▶ What the task requires: Carry none of the pictures over; write out the complete data exactly.

Start of Dataset

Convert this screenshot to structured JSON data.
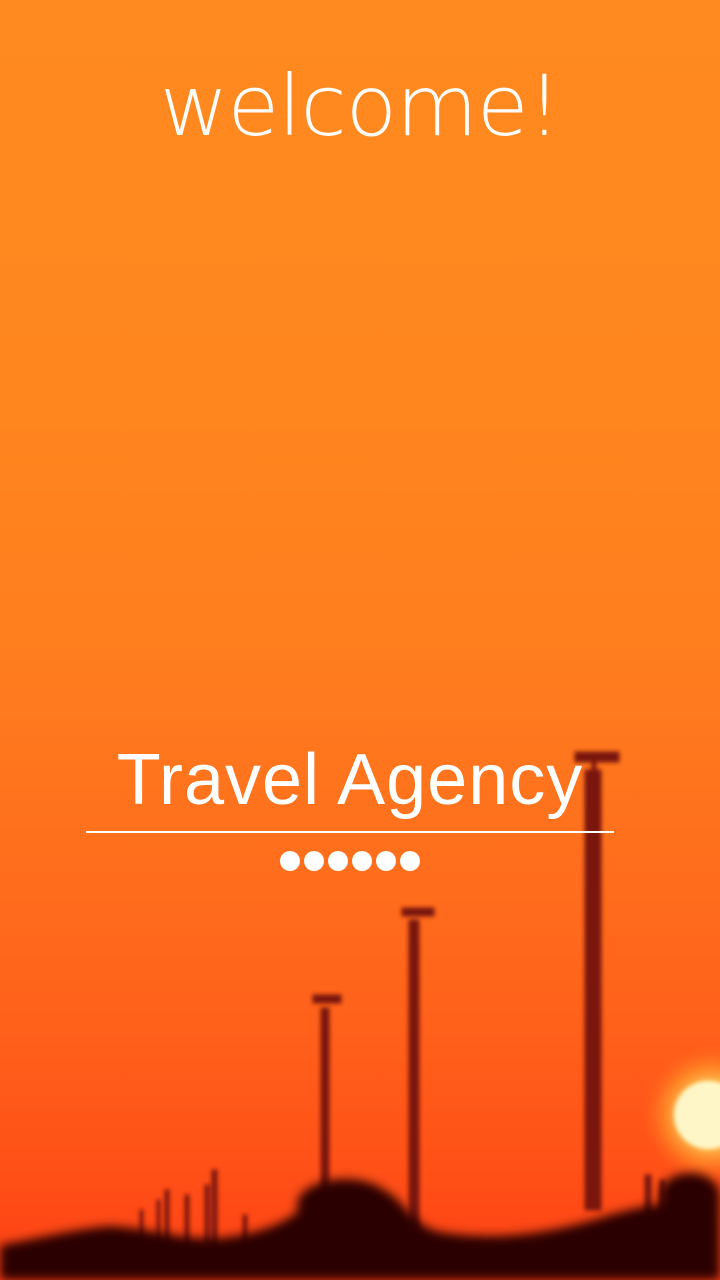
{
  "splash": {
    "welcome": "welcome!",
    "brand": "Travel Agency",
    "dot_count": 6
  },
  "colors": {
    "accent": "#ff7e1e",
    "text": "#ffffff"
  }
}
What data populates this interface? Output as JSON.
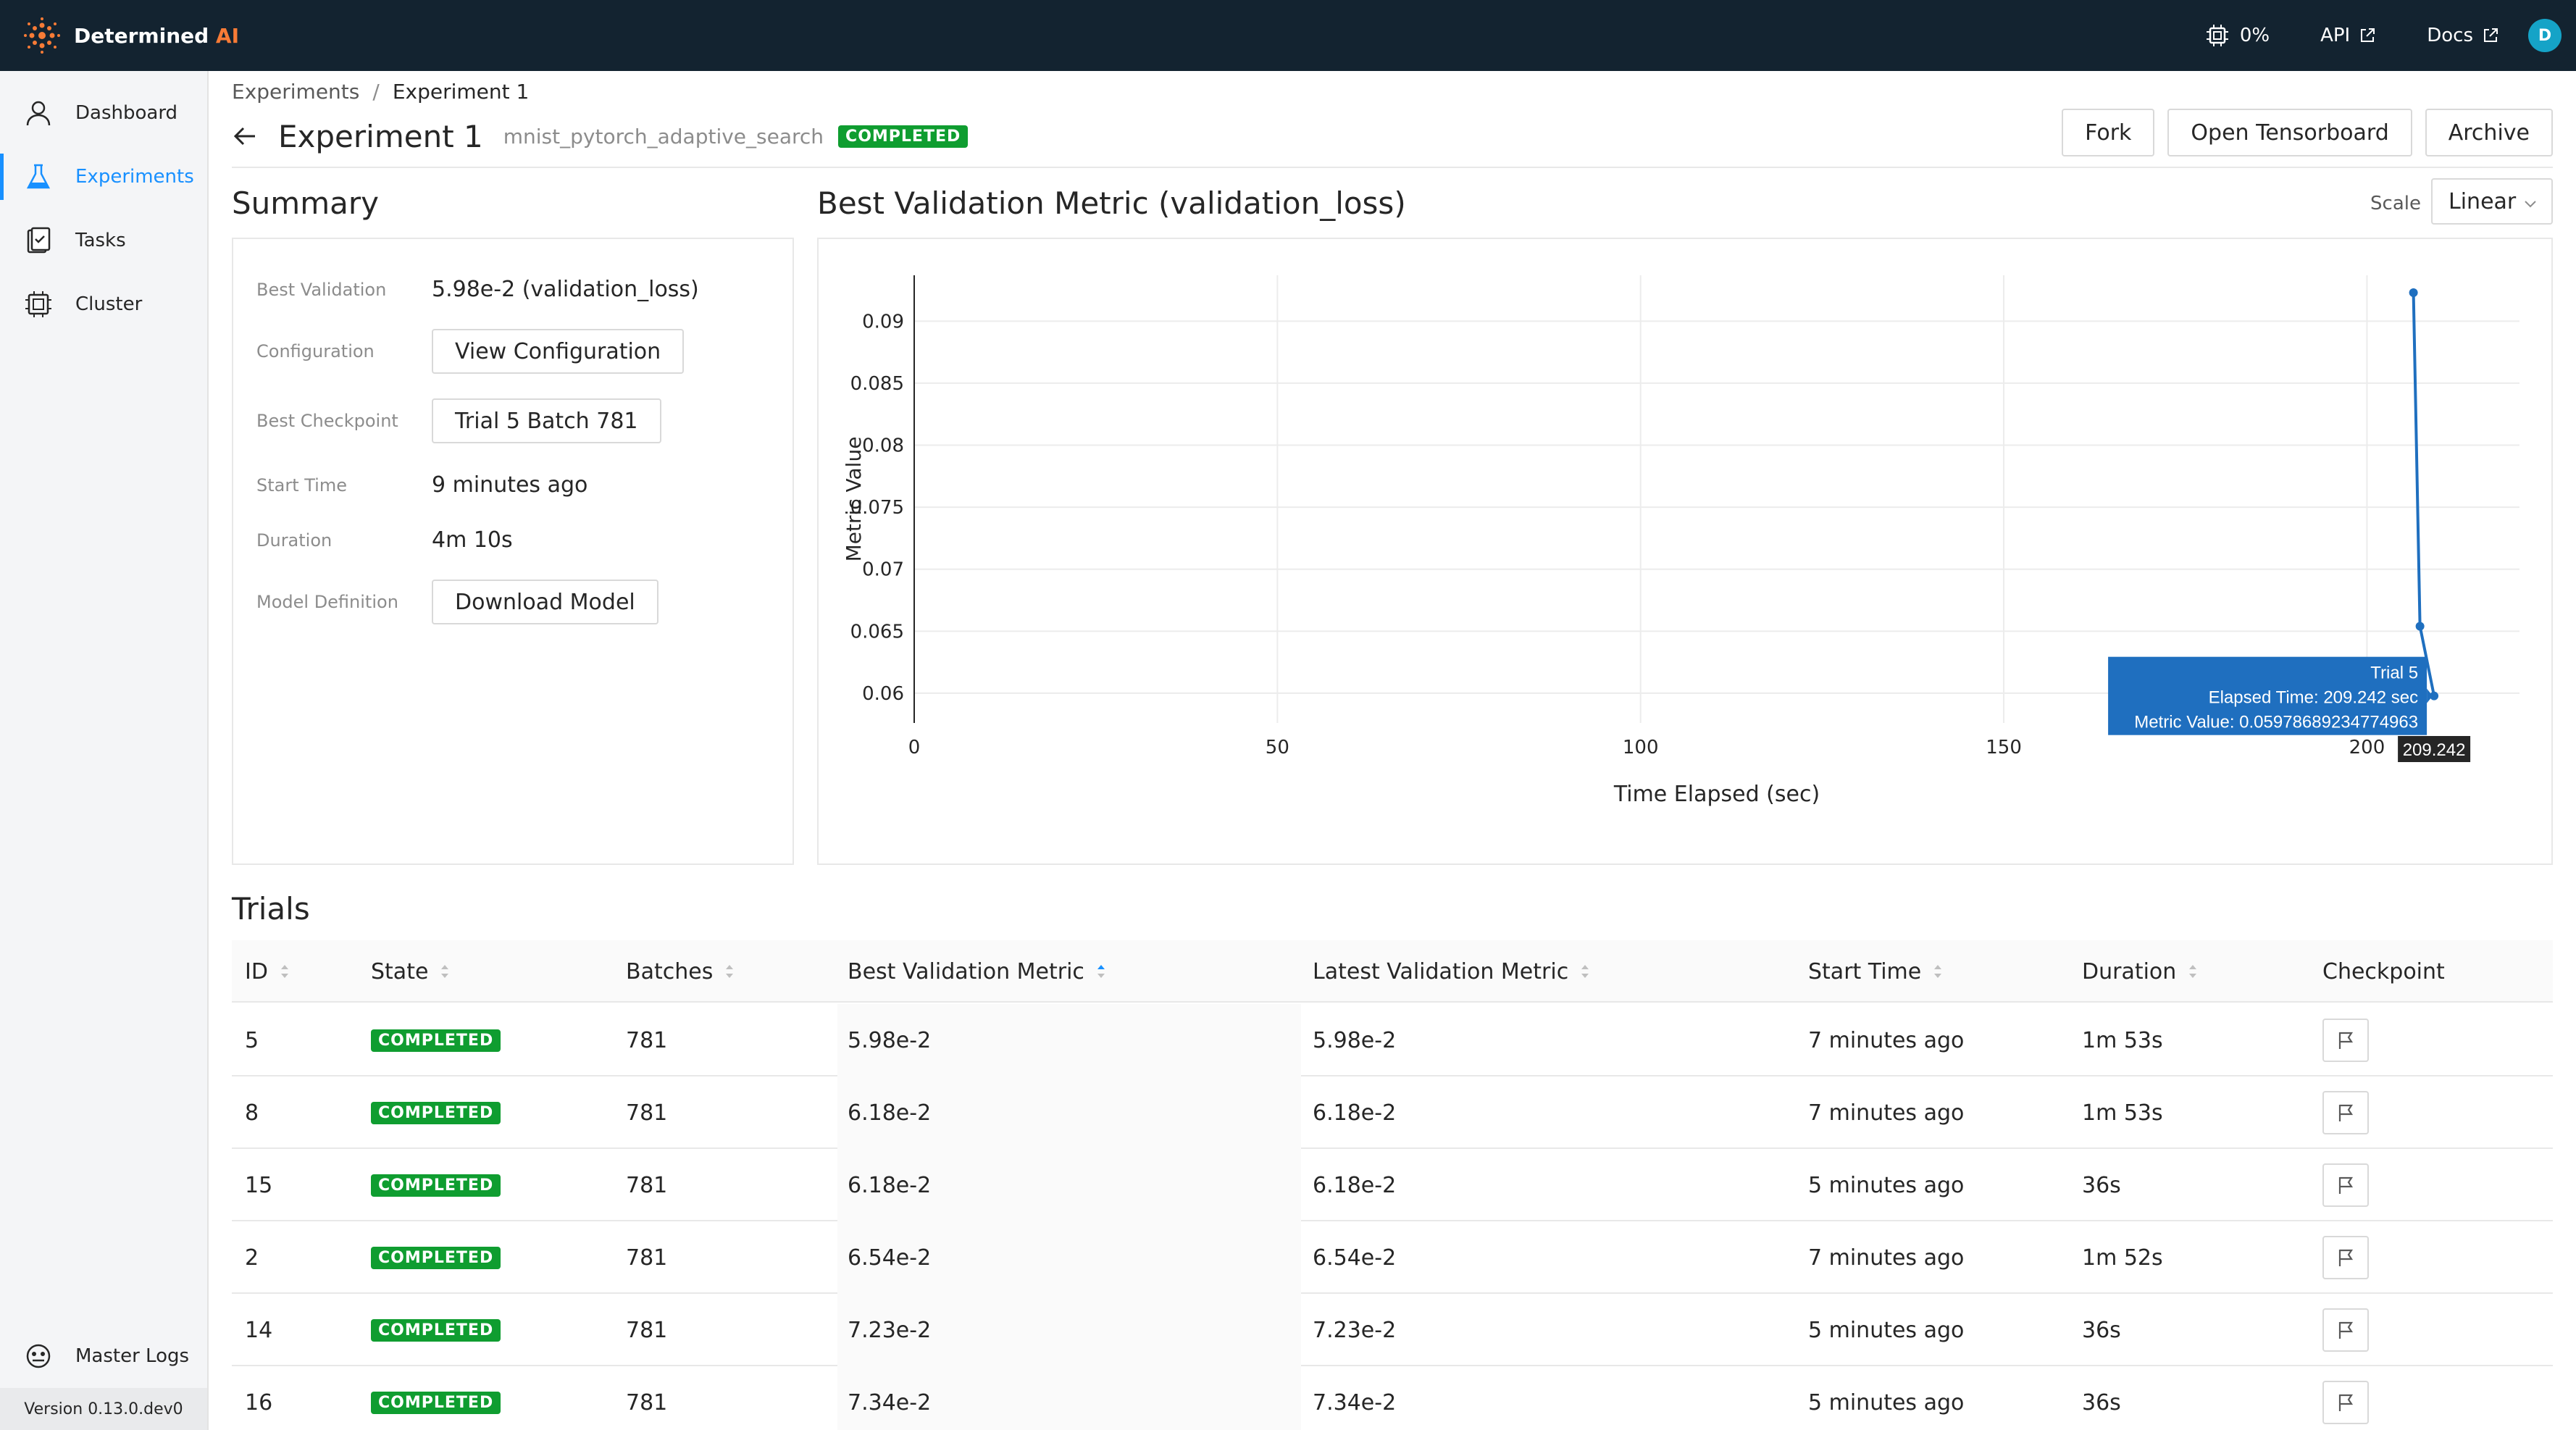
{
  "brand": {
    "name": "Determined",
    "suffix": "AI"
  },
  "topbar": {
    "cluster_usage": "0%",
    "api_label": "API",
    "docs_label": "Docs",
    "avatar_initial": "D"
  },
  "sidebar": {
    "items": [
      {
        "label": "Dashboard",
        "icon": "user-icon"
      },
      {
        "label": "Experiments",
        "icon": "flask-icon",
        "active": true
      },
      {
        "label": "Tasks",
        "icon": "tasks-icon"
      },
      {
        "label": "Cluster",
        "icon": "cluster-icon"
      }
    ],
    "master_logs": "Master Logs",
    "version": "Version 0.13.0.dev0"
  },
  "breadcrumb": {
    "parent": "Experiments",
    "separator": "/",
    "current": "Experiment 1"
  },
  "header": {
    "title": "Experiment 1",
    "subtitle": "mnist_pytorch_adaptive_search",
    "status": "COMPLETED",
    "buttons": {
      "fork": "Fork",
      "tensorboard": "Open Tensorboard",
      "archive": "Archive"
    }
  },
  "summary": {
    "title": "Summary",
    "best_validation_label": "Best Validation",
    "best_validation_value": "5.98e-2 (validation_loss)",
    "configuration_label": "Configuration",
    "configuration_button": "View Configuration",
    "best_checkpoint_label": "Best Checkpoint",
    "best_checkpoint_button": "Trial 5 Batch 781",
    "start_time_label": "Start Time",
    "start_time_value": "9 minutes ago",
    "duration_label": "Duration",
    "duration_value": "4m 10s",
    "model_definition_label": "Model Definition",
    "model_definition_button": "Download Model"
  },
  "chart_section": {
    "title": "Best Validation Metric (validation_loss)",
    "scale_label": "Scale",
    "scale_value": "Linear"
  },
  "chart_data": {
    "type": "line",
    "title": "Best Validation Metric (validation_loss)",
    "xlabel": "Time Elapsed (sec)",
    "ylabel": "Metric Value",
    "xlim": [
      0,
      221
    ],
    "ylim": [
      0.0576,
      0.0937
    ],
    "x_ticks": [
      "0",
      "50",
      "100",
      "150",
      "200"
    ],
    "x_tick_values": [
      0,
      50,
      100,
      150,
      200
    ],
    "y_ticks": [
      "0.06",
      "0.065",
      "0.07",
      "0.075",
      "0.08",
      "0.085",
      "0.09"
    ],
    "y_tick_values": [
      0.06,
      0.065,
      0.07,
      0.075,
      0.08,
      0.085,
      0.09
    ],
    "grid": true,
    "series": [
      {
        "color": "#1f6fbf",
        "points": [
          {
            "x": 206.4,
            "y": 0.0923
          },
          {
            "x": 207.3,
            "y": 0.0654
          },
          {
            "x": 209.242,
            "y": 0.05978
          }
        ]
      }
    ],
    "tooltip": {
      "x": 209.242,
      "y": 0.05978,
      "line1": "Trial 5",
      "line2": "Elapsed Time: 209.242 sec",
      "line3": "Metric Value: 0.05978689234774963",
      "x_label": "209.242"
    }
  },
  "trials": {
    "title": "Trials",
    "columns": {
      "id": "ID",
      "state": "State",
      "batches": "Batches",
      "best": "Best Validation Metric",
      "latest": "Latest Validation Metric",
      "start": "Start Time",
      "duration": "Duration",
      "checkpoint": "Checkpoint"
    },
    "rows": [
      {
        "id": "5",
        "state": "COMPLETED",
        "batches": "781",
        "best": "5.98e-2",
        "latest": "5.98e-2",
        "start": "7 minutes ago",
        "duration": "1m 53s"
      },
      {
        "id": "8",
        "state": "COMPLETED",
        "batches": "781",
        "best": "6.18e-2",
        "latest": "6.18e-2",
        "start": "7 minutes ago",
        "duration": "1m 53s"
      },
      {
        "id": "15",
        "state": "COMPLETED",
        "batches": "781",
        "best": "6.18e-2",
        "latest": "6.18e-2",
        "start": "5 minutes ago",
        "duration": "36s"
      },
      {
        "id": "2",
        "state": "COMPLETED",
        "batches": "781",
        "best": "6.54e-2",
        "latest": "6.54e-2",
        "start": "7 minutes ago",
        "duration": "1m 52s"
      },
      {
        "id": "14",
        "state": "COMPLETED",
        "batches": "781",
        "best": "7.23e-2",
        "latest": "7.23e-2",
        "start": "5 minutes ago",
        "duration": "36s"
      },
      {
        "id": "16",
        "state": "COMPLETED",
        "batches": "781",
        "best": "7.34e-2",
        "latest": "7.34e-2",
        "start": "5 minutes ago",
        "duration": "36s"
      }
    ]
  },
  "colors": {
    "navbar": "#132330",
    "accent": "#1890ff",
    "completed": "#0f9d30",
    "brand_orange": "#f77b36"
  }
}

End of Dataset

▶ Solution to this task:
Convert this screenshot to structured JSON data.
{
  "splash": {
    "welcome": "welcome!",
    "brand": "Travel Agency",
    "dot_count": 6
  },
  "colors": {
    "accent": "#ff7e1e",
    "text": "#ffffff"
  }
}
What data populates this interface? Output as JSON.
{
  "brand": {
    "name": "Determined",
    "suffix": "AI"
  },
  "topbar": {
    "cluster_usage": "0%",
    "api_label": "API",
    "docs_label": "Docs",
    "avatar_initial": "D"
  },
  "sidebar": {
    "items": [
      {
        "label": "Dashboard",
        "icon": "user-icon"
      },
      {
        "label": "Experiments",
        "icon": "flask-icon",
        "active": true
      },
      {
        "label": "Tasks",
        "icon": "tasks-icon"
      },
      {
        "label": "Cluster",
        "icon": "cluster-icon"
      }
    ],
    "master_logs": "Master Logs",
    "version": "Version 0.13.0.dev0"
  },
  "breadcrumb": {
    "parent": "Experiments",
    "separator": "/",
    "current": "Experiment 1"
  },
  "header": {
    "title": "Experiment 1",
    "subtitle": "mnist_pytorch_adaptive_search",
    "status": "COMPLETED",
    "buttons": {
      "fork": "Fork",
      "tensorboard": "Open Tensorboard",
      "archive": "Archive"
    }
  },
  "summary": {
    "title": "Summary",
    "best_validation_label": "Best Validation",
    "best_validation_value": "5.98e-2 (validation_loss)",
    "configuration_label": "Configuration",
    "configuration_button": "View Configuration",
    "best_checkpoint_label": "Best Checkpoint",
    "best_checkpoint_button": "Trial 5 Batch 781",
    "start_time_label": "Start Time",
    "start_time_value": "9 minutes ago",
    "duration_label": "Duration",
    "duration_value": "4m 10s",
    "model_definition_label": "Model Definition",
    "model_definition_button": "Download Model"
  },
  "chart_section": {
    "title": "Best Validation Metric (validation_loss)",
    "scale_label": "Scale",
    "scale_value": "Linear"
  },
  "chart_data": {
    "type": "line",
    "title": "Best Validation Metric (validation_loss)",
    "xlabel": "Time Elapsed (sec)",
    "ylabel": "Metric Value",
    "xlim": [
      0,
      221
    ],
    "ylim": [
      0.0576,
      0.0937
    ],
    "x_ticks": [
      "0",
      "50",
      "100",
      "150",
      "200"
    ],
    "x_tick_values": [
      0,
      50,
      100,
      150,
      200
    ],
    "y_ticks": [
      "0.06",
      "0.065",
      "0.07",
      "0.075",
      "0.08",
      "0.085",
      "0.09"
    ],
    "y_tick_values": [
      0.06,
      0.065,
      0.07,
      0.075,
      0.08,
      0.085,
      0.09
    ],
    "grid": true,
    "series": [
      {
        "color": "#1f6fbf",
        "points": [
          {
            "x": 206.4,
            "y": 0.0923
          },
          {
            "x": 207.3,
            "y": 0.0654
          },
          {
            "x": 209.242,
            "y": 0.05978
          }
        ]
      }
    ],
    "tooltip": {
      "x": 209.242,
      "y": 0.05978,
      "line1": "Trial 5",
      "line2": "Elapsed Time: 209.242 sec",
      "line3": "Metric Value: 0.05978689234774963",
      "x_label": "209.242"
    }
  },
  "trials": {
    "title": "Trials",
    "columns": {
      "id": "ID",
      "state": "State",
      "batches": "Batches",
      "best": "Best Validation Metric",
      "latest": "Latest Validation Metric",
      "start": "Start Time",
      "duration": "Duration",
      "checkpoint": "Checkpoint"
    },
    "rows": [
      {
        "id": "5",
        "state": "COMPLETED",
        "batches": "781",
        "best": "5.98e-2",
        "latest": "5.98e-2",
        "start": "7 minutes ago",
        "duration": "1m 53s"
      },
      {
        "id": "8",
        "state": "COMPLETED",
        "batches": "781",
        "best": "6.18e-2",
        "latest": "6.18e-2",
        "start": "7 minutes ago",
        "duration": "1m 53s"
      },
      {
        "id": "15",
        "state": "COMPLETED",
        "batches": "781",
        "best": "6.18e-2",
        "latest": "6.18e-2",
        "start": "5 minutes ago",
        "duration": "36s"
      },
      {
        "id": "2",
        "state": "COMPLETED",
        "batches": "781",
        "best": "6.54e-2",
        "latest": "6.54e-2",
        "start": "7 minutes ago",
        "duration": "1m 52s"
      },
      {
        "id": "14",
        "state": "COMPLETED",
        "batches": "781",
        "best": "7.23e-2",
        "latest": "7.23e-2",
        "start": "5 minutes ago",
        "duration": "36s"
      },
      {
        "id": "16",
        "state": "COMPLETED",
        "batches": "781",
        "best": "7.34e-2",
        "latest": "7.34e-2",
        "start": "5 minutes ago",
        "duration": "36s"
      }
    ]
  },
  "colors": {
    "navbar": "#132330",
    "accent": "#1890ff",
    "completed": "#0f9d30",
    "brand_orange": "#f77b36"
  }
}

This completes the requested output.